### WHAT TO DO
Go over the entries below line by line, copying each one that contains the word "Heikin".

### RAW DATA

== == ==

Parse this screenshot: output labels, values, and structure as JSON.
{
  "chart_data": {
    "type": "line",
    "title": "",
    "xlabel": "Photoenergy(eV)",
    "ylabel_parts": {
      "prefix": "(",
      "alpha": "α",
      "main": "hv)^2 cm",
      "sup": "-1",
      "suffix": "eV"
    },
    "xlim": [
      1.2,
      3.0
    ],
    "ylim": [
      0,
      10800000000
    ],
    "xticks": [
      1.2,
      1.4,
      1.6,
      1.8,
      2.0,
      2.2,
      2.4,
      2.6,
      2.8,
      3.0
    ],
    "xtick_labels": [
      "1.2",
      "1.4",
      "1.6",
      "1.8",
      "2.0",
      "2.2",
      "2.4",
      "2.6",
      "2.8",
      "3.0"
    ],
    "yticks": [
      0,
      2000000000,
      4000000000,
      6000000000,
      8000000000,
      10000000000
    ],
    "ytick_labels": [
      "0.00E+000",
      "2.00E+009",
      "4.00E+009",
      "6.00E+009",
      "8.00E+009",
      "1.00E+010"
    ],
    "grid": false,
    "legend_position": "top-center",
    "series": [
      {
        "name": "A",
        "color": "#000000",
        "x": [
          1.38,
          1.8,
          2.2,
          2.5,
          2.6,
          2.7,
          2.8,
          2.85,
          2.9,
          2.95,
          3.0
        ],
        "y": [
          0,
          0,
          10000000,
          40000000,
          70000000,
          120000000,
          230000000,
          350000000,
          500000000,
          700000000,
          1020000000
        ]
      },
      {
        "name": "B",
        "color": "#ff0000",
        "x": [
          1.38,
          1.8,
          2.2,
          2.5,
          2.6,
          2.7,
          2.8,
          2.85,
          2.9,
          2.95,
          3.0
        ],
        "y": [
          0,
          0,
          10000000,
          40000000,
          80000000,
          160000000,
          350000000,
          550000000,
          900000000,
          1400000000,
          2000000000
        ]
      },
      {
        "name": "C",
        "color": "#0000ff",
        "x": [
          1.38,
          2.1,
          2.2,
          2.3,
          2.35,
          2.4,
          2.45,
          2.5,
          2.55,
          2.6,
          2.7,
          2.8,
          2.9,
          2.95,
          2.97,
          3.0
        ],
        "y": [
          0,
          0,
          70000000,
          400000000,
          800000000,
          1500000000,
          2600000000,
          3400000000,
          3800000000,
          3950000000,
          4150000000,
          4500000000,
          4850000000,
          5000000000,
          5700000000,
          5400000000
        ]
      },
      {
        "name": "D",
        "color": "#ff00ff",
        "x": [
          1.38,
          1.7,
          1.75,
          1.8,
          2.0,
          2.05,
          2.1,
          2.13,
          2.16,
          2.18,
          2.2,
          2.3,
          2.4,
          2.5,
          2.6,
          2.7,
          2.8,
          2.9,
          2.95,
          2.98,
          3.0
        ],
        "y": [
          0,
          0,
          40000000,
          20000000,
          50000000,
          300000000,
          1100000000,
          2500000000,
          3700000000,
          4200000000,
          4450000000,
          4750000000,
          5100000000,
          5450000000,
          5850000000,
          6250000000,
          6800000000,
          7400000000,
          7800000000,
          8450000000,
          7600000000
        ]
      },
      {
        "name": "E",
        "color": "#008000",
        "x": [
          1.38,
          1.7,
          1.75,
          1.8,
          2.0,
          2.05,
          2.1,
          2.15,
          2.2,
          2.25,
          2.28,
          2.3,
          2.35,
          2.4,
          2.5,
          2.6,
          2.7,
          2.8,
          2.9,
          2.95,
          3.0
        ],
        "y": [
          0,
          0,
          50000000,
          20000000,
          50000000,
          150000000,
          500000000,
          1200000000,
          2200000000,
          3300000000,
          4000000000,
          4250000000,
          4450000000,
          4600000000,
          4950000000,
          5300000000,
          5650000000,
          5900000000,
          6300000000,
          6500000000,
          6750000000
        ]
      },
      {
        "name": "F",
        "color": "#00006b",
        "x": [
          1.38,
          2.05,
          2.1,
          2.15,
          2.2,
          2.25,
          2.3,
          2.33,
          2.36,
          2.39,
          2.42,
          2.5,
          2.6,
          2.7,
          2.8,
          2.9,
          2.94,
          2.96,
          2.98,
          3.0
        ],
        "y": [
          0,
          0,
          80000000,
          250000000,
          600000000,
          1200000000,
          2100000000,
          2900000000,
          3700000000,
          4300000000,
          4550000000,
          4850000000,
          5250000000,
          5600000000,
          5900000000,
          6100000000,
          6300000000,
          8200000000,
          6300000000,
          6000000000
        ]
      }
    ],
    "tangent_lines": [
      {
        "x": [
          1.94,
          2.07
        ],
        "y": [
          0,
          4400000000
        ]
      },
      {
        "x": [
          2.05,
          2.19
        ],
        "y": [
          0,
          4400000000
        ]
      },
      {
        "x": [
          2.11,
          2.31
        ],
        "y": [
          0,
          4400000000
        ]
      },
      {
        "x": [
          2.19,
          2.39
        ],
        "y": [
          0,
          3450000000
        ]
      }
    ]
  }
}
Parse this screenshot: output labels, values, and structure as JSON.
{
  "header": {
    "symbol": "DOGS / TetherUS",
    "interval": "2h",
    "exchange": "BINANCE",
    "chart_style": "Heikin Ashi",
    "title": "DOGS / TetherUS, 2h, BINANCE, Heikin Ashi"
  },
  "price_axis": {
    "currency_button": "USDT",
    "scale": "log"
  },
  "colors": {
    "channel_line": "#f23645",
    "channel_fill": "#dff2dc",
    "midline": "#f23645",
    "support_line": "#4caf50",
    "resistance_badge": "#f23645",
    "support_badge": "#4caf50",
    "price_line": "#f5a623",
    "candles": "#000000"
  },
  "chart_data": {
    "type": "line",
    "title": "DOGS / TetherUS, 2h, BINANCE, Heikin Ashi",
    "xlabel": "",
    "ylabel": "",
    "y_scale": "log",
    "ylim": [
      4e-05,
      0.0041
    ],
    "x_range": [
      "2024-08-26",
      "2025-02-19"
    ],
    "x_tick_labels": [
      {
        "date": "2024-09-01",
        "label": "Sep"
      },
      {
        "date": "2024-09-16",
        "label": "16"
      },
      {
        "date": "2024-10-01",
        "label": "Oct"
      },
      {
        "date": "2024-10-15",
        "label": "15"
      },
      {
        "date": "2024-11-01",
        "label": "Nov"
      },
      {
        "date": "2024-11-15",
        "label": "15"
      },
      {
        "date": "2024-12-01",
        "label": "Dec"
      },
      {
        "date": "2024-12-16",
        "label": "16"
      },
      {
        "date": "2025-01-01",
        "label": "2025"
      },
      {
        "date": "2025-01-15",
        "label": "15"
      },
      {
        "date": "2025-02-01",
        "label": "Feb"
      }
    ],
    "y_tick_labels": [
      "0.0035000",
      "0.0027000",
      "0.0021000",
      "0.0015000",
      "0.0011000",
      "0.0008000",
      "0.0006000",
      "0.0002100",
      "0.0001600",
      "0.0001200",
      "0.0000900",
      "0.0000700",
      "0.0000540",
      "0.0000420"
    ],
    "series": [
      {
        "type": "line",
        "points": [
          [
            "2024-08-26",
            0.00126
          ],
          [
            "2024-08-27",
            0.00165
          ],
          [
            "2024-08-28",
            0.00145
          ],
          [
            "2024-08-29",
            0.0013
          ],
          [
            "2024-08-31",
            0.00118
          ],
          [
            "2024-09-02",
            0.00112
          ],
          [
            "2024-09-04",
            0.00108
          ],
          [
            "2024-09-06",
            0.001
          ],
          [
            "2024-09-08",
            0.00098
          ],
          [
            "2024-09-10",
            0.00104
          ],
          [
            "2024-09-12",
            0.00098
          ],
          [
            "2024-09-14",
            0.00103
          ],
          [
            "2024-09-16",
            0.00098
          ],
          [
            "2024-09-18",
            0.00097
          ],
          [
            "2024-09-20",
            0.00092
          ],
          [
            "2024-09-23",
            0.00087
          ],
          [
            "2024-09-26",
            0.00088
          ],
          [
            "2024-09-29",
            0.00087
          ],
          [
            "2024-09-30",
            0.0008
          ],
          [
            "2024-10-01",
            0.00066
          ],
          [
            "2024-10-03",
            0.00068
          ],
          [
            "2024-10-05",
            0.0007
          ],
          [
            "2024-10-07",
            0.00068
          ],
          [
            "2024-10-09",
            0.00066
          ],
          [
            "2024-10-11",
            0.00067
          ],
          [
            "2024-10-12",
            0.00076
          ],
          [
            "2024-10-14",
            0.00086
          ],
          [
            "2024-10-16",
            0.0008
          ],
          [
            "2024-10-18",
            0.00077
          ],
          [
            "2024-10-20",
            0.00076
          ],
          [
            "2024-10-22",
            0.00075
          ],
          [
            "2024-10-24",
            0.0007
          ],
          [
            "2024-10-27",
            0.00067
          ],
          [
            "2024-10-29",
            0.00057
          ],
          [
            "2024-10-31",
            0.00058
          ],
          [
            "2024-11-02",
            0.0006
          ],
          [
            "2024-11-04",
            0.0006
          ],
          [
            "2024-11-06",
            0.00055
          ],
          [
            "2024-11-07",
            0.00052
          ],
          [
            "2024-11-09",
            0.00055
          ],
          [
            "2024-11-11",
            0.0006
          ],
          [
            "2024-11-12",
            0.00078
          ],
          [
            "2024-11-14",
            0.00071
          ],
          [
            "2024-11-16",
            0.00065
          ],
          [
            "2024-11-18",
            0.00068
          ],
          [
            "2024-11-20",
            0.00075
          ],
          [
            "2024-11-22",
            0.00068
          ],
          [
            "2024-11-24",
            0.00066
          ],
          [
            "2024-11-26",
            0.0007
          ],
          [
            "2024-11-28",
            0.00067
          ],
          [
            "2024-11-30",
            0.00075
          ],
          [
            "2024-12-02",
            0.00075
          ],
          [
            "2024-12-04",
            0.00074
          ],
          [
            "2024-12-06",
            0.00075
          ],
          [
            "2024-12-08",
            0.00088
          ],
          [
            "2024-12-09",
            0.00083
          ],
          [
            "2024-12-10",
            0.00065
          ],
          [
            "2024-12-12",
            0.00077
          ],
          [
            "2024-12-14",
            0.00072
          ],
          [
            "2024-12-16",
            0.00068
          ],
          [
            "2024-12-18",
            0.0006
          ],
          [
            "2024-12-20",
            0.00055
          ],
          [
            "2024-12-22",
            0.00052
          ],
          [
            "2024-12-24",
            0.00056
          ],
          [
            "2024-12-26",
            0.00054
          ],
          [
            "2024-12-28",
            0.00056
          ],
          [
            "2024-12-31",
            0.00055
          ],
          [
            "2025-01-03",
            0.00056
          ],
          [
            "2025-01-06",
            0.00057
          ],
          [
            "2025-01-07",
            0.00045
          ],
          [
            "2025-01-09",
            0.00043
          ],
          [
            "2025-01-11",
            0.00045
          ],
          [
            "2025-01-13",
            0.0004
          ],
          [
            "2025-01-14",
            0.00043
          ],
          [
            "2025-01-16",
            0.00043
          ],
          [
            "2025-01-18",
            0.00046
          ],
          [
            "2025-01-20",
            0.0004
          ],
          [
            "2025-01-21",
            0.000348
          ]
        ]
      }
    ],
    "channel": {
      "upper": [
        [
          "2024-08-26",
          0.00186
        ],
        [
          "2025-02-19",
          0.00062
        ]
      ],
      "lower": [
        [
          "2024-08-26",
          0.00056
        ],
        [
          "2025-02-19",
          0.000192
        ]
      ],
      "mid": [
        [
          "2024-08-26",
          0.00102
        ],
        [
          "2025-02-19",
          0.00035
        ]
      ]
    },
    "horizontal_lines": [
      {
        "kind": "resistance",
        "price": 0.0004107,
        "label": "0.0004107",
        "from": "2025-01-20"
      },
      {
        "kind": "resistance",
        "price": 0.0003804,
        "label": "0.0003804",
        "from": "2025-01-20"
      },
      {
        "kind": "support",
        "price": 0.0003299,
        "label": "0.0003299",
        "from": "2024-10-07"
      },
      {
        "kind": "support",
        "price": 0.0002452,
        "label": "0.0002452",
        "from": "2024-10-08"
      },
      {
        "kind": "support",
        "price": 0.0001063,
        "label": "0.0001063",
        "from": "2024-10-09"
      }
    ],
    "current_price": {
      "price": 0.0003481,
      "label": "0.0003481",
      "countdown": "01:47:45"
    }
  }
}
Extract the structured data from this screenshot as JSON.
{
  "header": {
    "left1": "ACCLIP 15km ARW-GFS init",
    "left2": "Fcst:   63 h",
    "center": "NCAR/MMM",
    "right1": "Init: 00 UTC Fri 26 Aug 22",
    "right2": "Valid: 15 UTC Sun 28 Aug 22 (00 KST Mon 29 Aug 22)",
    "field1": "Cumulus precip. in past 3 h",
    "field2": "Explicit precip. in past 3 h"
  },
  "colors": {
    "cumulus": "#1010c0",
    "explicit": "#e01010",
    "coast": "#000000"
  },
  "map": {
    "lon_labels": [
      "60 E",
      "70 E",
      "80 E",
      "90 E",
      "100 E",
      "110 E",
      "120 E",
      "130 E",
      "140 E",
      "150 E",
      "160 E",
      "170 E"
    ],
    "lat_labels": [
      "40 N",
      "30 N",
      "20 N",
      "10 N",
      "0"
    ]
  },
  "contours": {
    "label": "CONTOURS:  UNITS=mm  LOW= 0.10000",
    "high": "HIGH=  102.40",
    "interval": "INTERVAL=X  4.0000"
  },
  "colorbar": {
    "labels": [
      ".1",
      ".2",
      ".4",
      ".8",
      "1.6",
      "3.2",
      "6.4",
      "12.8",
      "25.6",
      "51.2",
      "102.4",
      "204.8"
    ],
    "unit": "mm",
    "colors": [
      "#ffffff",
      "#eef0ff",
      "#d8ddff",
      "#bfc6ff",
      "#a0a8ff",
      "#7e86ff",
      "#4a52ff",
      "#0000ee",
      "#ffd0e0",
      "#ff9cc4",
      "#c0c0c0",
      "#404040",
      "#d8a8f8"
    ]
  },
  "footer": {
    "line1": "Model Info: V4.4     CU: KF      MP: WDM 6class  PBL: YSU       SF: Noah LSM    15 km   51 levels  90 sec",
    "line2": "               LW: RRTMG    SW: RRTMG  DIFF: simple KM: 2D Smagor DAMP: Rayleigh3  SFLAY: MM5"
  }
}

== == ==

### WRITTEN RESPONSE
    "chart_style": "Heikin Ashi",
    "title": "DOGS / TetherUS, 2h, BINANCE, Heikin Ashi"
    "title": "DOGS / TetherUS, 2h, BINANCE, Heikin Ashi",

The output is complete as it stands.